::: Given data :::

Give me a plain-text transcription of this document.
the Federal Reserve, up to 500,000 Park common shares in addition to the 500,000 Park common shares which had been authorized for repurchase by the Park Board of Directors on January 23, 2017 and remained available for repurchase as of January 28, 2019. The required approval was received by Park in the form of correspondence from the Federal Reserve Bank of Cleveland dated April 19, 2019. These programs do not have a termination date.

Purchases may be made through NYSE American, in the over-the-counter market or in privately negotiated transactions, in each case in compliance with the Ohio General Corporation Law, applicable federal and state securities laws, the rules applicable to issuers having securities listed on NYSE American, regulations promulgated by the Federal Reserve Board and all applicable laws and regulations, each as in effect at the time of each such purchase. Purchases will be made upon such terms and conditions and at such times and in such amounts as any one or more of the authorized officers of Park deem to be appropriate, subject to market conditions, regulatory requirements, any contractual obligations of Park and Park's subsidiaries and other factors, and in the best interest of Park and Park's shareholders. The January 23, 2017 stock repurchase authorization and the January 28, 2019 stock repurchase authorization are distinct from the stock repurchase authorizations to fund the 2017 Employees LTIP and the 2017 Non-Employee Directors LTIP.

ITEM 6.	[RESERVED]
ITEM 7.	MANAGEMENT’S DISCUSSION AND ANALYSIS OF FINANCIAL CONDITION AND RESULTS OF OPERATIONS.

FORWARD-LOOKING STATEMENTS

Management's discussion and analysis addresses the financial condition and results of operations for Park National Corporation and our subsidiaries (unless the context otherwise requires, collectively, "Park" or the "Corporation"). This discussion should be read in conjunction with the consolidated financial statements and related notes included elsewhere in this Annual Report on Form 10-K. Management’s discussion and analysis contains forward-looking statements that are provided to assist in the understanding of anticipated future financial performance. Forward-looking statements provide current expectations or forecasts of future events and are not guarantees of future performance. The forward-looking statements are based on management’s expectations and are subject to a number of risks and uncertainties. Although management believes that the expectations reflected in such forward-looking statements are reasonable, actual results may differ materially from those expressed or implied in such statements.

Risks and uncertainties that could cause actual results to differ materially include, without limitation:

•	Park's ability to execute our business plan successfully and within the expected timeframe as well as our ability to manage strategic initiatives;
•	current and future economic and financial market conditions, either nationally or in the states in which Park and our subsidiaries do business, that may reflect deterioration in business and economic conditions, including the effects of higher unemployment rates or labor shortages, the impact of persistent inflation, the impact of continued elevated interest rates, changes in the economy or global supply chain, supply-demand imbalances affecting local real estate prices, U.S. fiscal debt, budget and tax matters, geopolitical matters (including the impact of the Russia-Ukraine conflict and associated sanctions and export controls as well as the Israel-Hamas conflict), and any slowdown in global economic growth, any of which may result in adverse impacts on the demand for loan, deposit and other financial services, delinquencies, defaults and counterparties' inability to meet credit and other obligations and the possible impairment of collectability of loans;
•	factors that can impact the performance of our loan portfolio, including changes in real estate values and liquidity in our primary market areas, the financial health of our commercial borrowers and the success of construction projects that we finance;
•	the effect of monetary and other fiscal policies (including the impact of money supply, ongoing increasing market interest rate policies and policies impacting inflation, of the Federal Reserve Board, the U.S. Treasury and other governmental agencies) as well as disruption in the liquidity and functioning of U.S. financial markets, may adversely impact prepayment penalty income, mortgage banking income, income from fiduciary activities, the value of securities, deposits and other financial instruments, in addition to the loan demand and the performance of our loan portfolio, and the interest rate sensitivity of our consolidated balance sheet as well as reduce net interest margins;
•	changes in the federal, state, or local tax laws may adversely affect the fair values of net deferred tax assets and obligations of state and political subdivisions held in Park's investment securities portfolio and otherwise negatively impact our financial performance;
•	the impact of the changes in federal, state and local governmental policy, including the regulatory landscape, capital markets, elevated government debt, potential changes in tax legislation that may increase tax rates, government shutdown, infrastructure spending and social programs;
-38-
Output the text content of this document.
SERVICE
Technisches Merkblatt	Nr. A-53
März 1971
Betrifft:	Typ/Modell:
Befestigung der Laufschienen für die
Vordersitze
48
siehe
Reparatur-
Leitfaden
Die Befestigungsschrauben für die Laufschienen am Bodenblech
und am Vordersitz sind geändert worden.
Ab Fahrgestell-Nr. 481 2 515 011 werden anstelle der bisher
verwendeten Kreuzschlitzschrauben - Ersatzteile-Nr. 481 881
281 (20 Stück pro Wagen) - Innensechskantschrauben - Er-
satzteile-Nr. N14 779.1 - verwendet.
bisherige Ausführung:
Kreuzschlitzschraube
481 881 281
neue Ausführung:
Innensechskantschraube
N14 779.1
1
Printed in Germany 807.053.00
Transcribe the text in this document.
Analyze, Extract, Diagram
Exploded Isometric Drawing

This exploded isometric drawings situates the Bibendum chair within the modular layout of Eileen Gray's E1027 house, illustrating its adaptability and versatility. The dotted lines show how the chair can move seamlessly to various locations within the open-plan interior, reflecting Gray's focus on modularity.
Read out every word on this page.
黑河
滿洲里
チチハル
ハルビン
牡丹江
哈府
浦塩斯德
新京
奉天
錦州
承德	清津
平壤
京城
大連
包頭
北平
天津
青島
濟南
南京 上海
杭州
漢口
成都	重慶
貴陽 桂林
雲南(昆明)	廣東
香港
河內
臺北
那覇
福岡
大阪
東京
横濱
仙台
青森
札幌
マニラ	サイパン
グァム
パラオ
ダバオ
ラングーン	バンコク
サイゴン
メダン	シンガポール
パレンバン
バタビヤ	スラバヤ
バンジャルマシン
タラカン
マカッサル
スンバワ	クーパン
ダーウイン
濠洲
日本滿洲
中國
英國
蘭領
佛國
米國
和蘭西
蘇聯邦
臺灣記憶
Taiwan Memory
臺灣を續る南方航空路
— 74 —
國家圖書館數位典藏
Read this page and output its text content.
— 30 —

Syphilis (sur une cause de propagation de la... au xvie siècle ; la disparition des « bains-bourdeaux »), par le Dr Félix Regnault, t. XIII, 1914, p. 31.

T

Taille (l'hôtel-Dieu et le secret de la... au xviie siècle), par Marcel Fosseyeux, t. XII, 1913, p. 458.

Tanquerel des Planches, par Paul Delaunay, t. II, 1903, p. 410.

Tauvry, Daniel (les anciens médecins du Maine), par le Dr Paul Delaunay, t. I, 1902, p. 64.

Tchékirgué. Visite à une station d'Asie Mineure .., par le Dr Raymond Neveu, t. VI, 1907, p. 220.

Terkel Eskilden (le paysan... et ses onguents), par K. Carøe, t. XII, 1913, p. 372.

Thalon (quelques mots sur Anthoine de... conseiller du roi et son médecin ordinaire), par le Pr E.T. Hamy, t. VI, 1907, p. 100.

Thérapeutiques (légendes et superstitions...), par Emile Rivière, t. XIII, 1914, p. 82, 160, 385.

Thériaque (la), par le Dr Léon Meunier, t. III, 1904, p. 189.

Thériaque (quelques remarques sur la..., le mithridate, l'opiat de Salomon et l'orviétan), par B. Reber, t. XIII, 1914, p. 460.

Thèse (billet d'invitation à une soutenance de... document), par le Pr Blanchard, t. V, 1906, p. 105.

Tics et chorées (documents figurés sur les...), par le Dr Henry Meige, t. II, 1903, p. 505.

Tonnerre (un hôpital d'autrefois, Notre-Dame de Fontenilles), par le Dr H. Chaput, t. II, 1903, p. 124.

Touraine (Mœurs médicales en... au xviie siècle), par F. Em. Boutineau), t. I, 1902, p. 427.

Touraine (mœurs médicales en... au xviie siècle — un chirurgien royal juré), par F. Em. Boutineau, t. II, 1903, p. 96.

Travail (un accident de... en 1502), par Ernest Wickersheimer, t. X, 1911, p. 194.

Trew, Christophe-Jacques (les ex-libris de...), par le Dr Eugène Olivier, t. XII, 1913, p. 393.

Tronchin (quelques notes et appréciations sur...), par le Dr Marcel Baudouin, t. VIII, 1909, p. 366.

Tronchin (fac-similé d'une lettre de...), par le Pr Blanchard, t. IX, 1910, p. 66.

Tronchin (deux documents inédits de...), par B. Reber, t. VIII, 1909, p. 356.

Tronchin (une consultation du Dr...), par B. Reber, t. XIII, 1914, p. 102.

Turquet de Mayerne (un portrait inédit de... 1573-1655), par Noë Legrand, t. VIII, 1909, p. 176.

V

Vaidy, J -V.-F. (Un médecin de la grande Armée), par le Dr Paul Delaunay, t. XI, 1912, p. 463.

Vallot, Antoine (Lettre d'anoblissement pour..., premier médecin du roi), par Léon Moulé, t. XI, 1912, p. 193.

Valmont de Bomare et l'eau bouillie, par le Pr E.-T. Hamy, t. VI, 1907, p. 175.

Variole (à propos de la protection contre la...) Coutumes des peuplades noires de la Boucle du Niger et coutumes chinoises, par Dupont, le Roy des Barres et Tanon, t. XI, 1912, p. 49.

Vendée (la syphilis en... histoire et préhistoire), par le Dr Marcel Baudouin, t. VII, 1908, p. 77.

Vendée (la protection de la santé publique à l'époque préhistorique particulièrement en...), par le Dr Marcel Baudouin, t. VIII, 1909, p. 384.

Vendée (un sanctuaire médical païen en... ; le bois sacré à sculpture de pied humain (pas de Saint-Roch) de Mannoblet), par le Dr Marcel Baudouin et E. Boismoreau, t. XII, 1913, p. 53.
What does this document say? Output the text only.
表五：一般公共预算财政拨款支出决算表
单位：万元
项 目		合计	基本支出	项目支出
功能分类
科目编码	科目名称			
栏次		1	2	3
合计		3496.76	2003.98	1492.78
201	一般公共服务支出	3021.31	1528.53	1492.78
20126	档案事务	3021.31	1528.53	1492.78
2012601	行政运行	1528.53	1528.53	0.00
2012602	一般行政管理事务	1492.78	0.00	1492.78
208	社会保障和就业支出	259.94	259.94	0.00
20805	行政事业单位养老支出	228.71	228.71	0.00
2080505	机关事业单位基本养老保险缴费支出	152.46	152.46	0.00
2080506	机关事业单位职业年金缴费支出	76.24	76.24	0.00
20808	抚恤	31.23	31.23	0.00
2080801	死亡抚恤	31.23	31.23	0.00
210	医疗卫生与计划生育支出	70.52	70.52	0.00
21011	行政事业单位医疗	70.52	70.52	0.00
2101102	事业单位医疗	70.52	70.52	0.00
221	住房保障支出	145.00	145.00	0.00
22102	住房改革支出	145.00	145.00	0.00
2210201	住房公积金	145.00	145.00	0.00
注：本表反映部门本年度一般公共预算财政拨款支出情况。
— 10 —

:::

**Exercise task:** Provide the count, and nothing else, of lines in the data above where the word "page" occurs.

**Finished answer:** 2